*** DATA TO USE ***
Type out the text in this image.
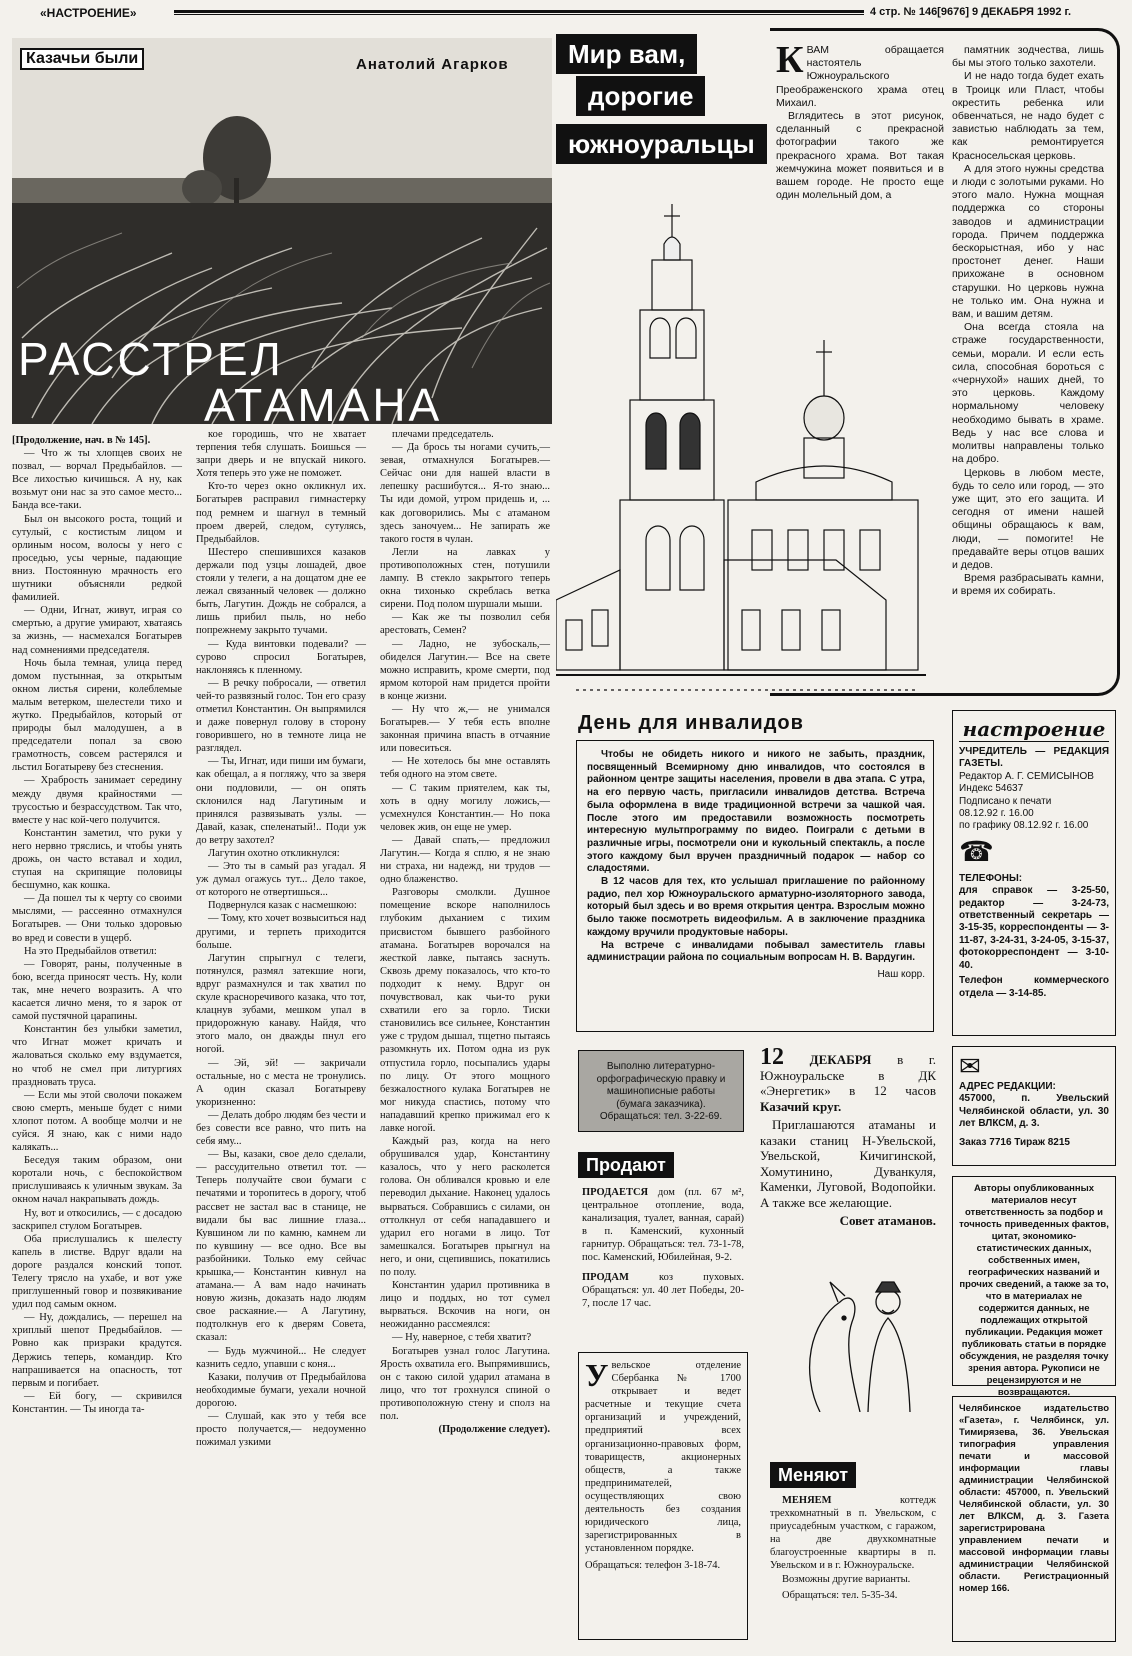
«НАСТРОЕНИЕ»	4 стр. № 146[9676] 9 ДЕКАБРЯ 1992 г.
Казачьи были	Анатолий Агарков
РАССТРЕЛ
АТАМАНА

[Продолжение, нач. в № 145].

— Что ж ты хлопцев своих не позвал, — ворчал Предыбайлов. — Все лихостью кичишься. А ну, как возьмут они нас за это самое место... Банда все-таки.

Был он высокого роста, тощий и сутулый, с костистым лицом и орлиным носом, волосы у него с проседью, усы черные, падающие вниз. Постоянную мрачность его шутники объясняли редкой фамилией.

— Одни, Игнат, живут, играя со смертью, а другие умирают, хватаясь за жизнь, — насмехался Богатырев над сомнениями председателя.

Ночь была темная, улица перед домом пустынная, за открытым окном листья сирени, колеблемые малым ветерком, шелестели тихо и жутко. Предыбайлов, который от природы был малодушен, а в председатели попал за свою грамотность, совсем растерялся и льстил Богатыреву без стеснения.

— Храбрость занимает середину между двумя крайностями — трусостью и безрассудством. Так что, вместе у нас кой-чего получится.

Константин заметил, что руки у него нервно тряслись, и чтобы унять дрожь, он часто вставал и ходил, ступая на скрипящие половицы бесшумно, как кошка.

— Да пошел ты к черту со своими мыслями, — рассеянно отмахнулся Богатырев. — Они только здоровью во вред и совести в ущерб.

На это Предыбайлов ответил:

— Говорят, раны, полученные в бою, всегда приносят честь. Ну, коли так, мне нечего возразить. А что касается лично меня, то я зарок от самой пустячной царапины.

Константин без улыбки заметил, что Игнат может кричать и жаловаться сколько ему вздумается, но чтоб не смел при литургиях праздновать труса.

— Если мы этой сволочи покажем свою смерть, меньше будет с ними хлопот потом. А вообще молчи и не суйся. Я знаю, как с ними надо калякать...

Беседуя таким образом, они коротали ночь, с беспокойством прислушиваясь к уличным звукам. За окном начал накрапывать дождь.

Ну, вот и откосились, — с досадою заскрипел стулом Богатырев.

Оба прислушались к шелесту капель в листве. Вдруг вдали на дороге раздался конский топот. Телегу трясло на ухабе, и вот уже приглушенный говор и позвякивание удил под самым окном.

— Ну, дождались, — перешел на хриплый шепот Предыбайлов. — Ровно как призраки крадутся. Держись теперь, командир. Кто напрашивается на опасность, тот первым и погибает.

— Ей богу, — скривился Константин. — Ты иногда та-

кое городишь, что не хватает терпения тебя слушать. Боишься — запри дверь и не впускай никого. Хотя теперь это уже не поможет.

Кто-то через окно окликнул их. Богатырев расправил гимнастерку под ремнем и шагнул в темный проем дверей, следом, сутулясь, Предыбайлов.

Шестеро спешившихся казаков держали под узцы лошадей, двое стояли у телеги, а на дощатом дне ее лежал связанный человек — должно быть, Лагутин. Дождь не собрался, а лишь прибил пыль, но небо попрежнему закрыто тучами.

— Куда винтовки подевали? — сурово спросил Богатырев, наклоняясь к пленному.

— В речку побросали, — ответил чей-то развязный голос. Тон его сразу отметил Константин. Он выпрямился и даже повернул голову в сторону говорившего, но в темноте лица не разглядел.

— Ты, Игнат, иди пиши им бумаги, как обещал, а я погляжу, что за зверя они подловили, — он опять склонился над Лагутиным и принялся развязывать узлы. — Давай, казак, спеленатый!.. Поди уж до ветру захотел?

Лагутин охотно откликнулся:

— Это ты в самый раз угадал. Я уж думал огажусь тут... Дело такое, от которого не отвертишься...

Подвернулся казак с насмешкою:

— Тому, кто хочет возвыситься над другими, и терпеть приходится больше.

Лагутин спрыгнул с телеги, потянулся, размял затекшие ноги, вдруг размахнулся и так хватил по скуле красноречивого казака, что тот, клацнув зубами, мешком упал в придорожную канаву. Найдя, что этого мало, он дважды пнул его ногой.

— Эй, эй! — закричали остальные, но с места не тронулись. А один сказал Богатыреву укоризненно:

— Делать добро людям без чести и без совести все равно, что пить на себя яму...

— Вы, казаки, свое дело сделали, — рассудительно ответил тот. — Теперь получайте свои бумаги с печатями и торопитесь в дорогу, чтоб рассвет не застал вас в станице, не видали бы вас лишние глаза... Кувшином ли по камню, камнем ли по кувшину — все одно. Все вы разбойники. Только ему сейчас крышка,— Константин кивнул на атамана.— А вам надо начинать новую жизнь, доказать надо людям свое раскаяние.— А Лагутину, подтолкнув его к дверям Совета, сказал:

— Будь мужчиной... Не следует казнить седло, упавши с коня...

Казаки, получив от Предыбайлова необходимые бумаги, уехали ночной дорогою.

— Слушай, как это у тебя все просто получается,— недоуменно пожимал узкими

плечами председатель.

— Да брось ты ногами сучить,— зевая, отмахнулся Богатырев.— Сейчас они для нашей власти в лепешку расшибутся... Я-то знаю... Ты иди домой, утром придешь и, ... как договорились. Мы с атаманом здесь заночуем... Не запирать же такого гостя в чулан.

Легли на лавках у противоположных стен, потушили лампу. В стекло закрытого теперь окна тихонько скреблась ветка сирени. Под полом шуршали мыши.

— Как же ты позволил себя арестовать, Семен?

— Ладно, не зубоскаль,— обиделся Лагутин.— Все на свете можно исправить, кроме смерти, под ярмом которой нам придется пройти в конце жизни.

— Ну что ж,— не унимался Богатырев.— У тебя есть вполне законная причина впасть в отчаяние или повеситься.

— Не хотелось бы мне оставлять тебя одного на этом свете.

— С таким приятелем, как ты, хоть в одну могилу ложись,— усмехнулся Константин.— Но пока человек жив, он еще не умер.

— Давай спать,— предложил Лагутин.— Когда я сплю, я не знаю ни страха, ни надежд, ни трудов — одно блаженство.

Разговоры смолкли. Душное помещение вскоре наполнилось глубоким дыханием с тихим присвистом бывшего разбойного атамана. Богатырев ворочался на жесткой лавке, пытаясь заснуть. Сквозь дрему показалось, что кто-то подходит к нему. Вдруг он почувствовал, как чьи-то руки схватили его за горло. Тиски становились все сильнее, Константин уже с трудом дышал, тщетно пытаясь разомкнуть их. Потом одна из рук отпустила горло, посыпались удары по лицу. От этого мощного безжалостного кулака Богатырев не мог никуда спастись, потому что нападавший крепко прижимал его к лавке ногой.

Каждый раз, когда на него обрушивался удар, Константину казалось, что у него расколется голова. Он обливался кровью и еле переводил дыхание. Наконец удалось вырваться. Собравшись с силами, он оттолкнул от себя нападавшего и ударил его ногами в лицо. Тот замешкался. Богатырев прыгнул на него, и они, сцепившись, покатились по полу.

Константин ударил противника в лицо и поддых, но тот сумел вырваться. Вскочив на ноги, он неожиданно рассмеялся:

— Ну, наверное, с тебя хватит?

Богатырев узнал голос Лагутина. Ярость охватила его. Выпрямившись, он с такою силой ударил атамана в лицо, что тот грохнулся спиной о противоположную стену и сполз на пол.

(Продолжение следует).

Мир вам,
дорогие
южноуральцы
К ВАМ обращается настоятель Южноуральского Преображенского храма отец Михаил.

Вглядитесь в этот рисунок, сделанный с прекрасной фотографии такого же прекрасного храма. Вот такая жемчужина может появиться и в вашем городе. Не просто еще один молельный дом, а

памятник зодчества, лишь бы мы этого только захотели.

И не надо тогда будет ехать в Троицк или Пласт, чтобы окрестить ребенка или обвенчаться, не надо будет с завистью наблюдать за тем, как ремонтируется Красносельская церковь.

А для этого нужны средства и люди с золотыми руками. Но этого мало. Нужна мощная поддержка со стороны заводов и администрации города. Причем поддержка бескорыстная, ибо у нас простонет денег. Наши прихожане в основном старушки. Но церковь нужна не только им. Она нужна и вам, и вашим детям.

Она всегда стояла на страже государственности, семьи, морали. И если есть сила, способная бороться с «чернухой» наших дней, то это церковь. Каждому нормальному человеку необходимо бывать в храме. Ведь у нас все слова и молитвы направлены только на добро.

Церковь в любом месте, будь то село или город, — это уже щит, это его защита. И сегодня от имени нашей общины обращаюсь к вам, люди, — помогите! Не предавайте веры отцов ваших и дедов.

Время разбрасывать камни, и время их собирать.

День для инвалидов

Чтобы не обидеть никого и никого не забыть, праздник, посвященный Всемирному дню инвалидов, что состоялся в районном центре защиты населения, провели в два этапа. С утра, на его первую часть, пригласили инвалидов детства. Встреча была оформлена в виде традиционной встречи за чашкой чая. После этого им предоставили возможность посмотреть интересную мультпрограмму по видео. Поиграли с детьми в различные игры, посмотрели они и кукольный спектакль, а после этого каждому был вручен праздничный подарок — набор со сладостями.

В 12 часов для тех, кто услышал приглашение по районному радио, пел хор Южноуральского арматурно-изоляторного завода, который был здесь и во время открытия центра. Взрослым можно было также посмотреть видеофильм. А в заключение праздника каждому вручили продуктовые наборы.

На встрече с инвалидами побывал заместитель главы администрации района по социальным вопросам Н. В. Вардугин.

Наш корр.

Выполню литературно-орфографическую правку и машинописные работы (бумага заказчика). Обращаться: тел. 3-22-69.

Продают

ПРОДАЕТСЯ дом (пл. 67 м², центральное отопление, вода, канализация, туалет, ванная, сарай) в п. Каменский, кухонный гарнитур. Обращаться: тел. 73-1-78, пос. Каменский, Юбилейная, 9-2.

ПРОДАМ	коз пуховых. Обращаться: ул. 40 лет Победы, 20-7, после 17 час.

У вельское отделение Сбербанка № 1700 открывает и ведет расчетные и текущие счета организаций и учреждений, предприятий всех организационно-правовых форм, товариществ, акционерных обществ, а также предпринимателей, осуществляющих свою деятельность без создания юридического лица, зарегистрированных в установленном порядке.

Обращаться: телефон 3-18-74.

12 ДЕКАБРЯ в г. Южноуральске в ДК «Энергетик» в 12 часов Казачий круг.

Приглашаются атаманы и казаки станиц Н-Увельской, Увельской, Кичигинской, Хомутинино, Дуванкуля, Каменки, Луговой, Водопойки. А также все желающие.

Совет атаманов.

Меняют

МЕНЯЕМ	коттедж трехкомнатный в п. Увельском, с приусадебным участком, с гаражом, на две двухкомнатные благоустроенные квартиры в п. Увельском и в г. Южноуральске.

Возможны другие варианты.

Обращаться: тел. 5-35-34.

настроение

УЧРЕДИТЕЛЬ — РЕДАКЦИЯ ГАЗЕТЫ.

Редактор А. Г. СЕМИСЫНОВ

Индекс 54637

Подписано к печати

08.12.92 г. 16.00

по графику 08.12.92 г. 16.00

☎

ТЕЛЕФОНЫ:

для справок — 3-25-50, редактор — 3-24-73, ответственный секретарь — 3-15-35, корреспонденты — 3-11-87, 3-24-31, 3-24-05, 3-15-37, фотокорреспондент — 3-10-40.

Телефон коммерческого отдела — 3-14-85.

✉

АДРЕС РЕДАКЦИИ:

457000, п. Увельский Челябинской области, ул. 30 лет ВЛКСМ, д. 3.

Заказ 7716 Тираж 8215

Авторы опубликованных материалов несут ответственность за подбор и точность приведенных фактов, цитат, экономико-статистических данных, собственных имен, географических названий и прочих сведений, а также за то, что в материалах не содержится данных, не подлежащих открытой публикации. Редакция может публиковать статьи в порядке обсуждения, не разделяя точку зрения автора. Рукописи не рецензируются и не возвращаются.

Челябинское издательство «Газета», г. Челябинск, ул. Тимирязева, 36. Увельская типография управления печати и массовой информации главы администрации Челябинской области: 457000, п. Увельский Челябинской области, ул. 30 лет ВЛКСМ, д. 3. Газета зарегистрирована управлением печати и массовой информации главы администрации Челябинской области. Регистрационный номер 166.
***
• SET PROBLEM: Each line above that includes "этого" counts once; state the total and nothing more.

• SOLUTION FOR THIS EXERCISE: 5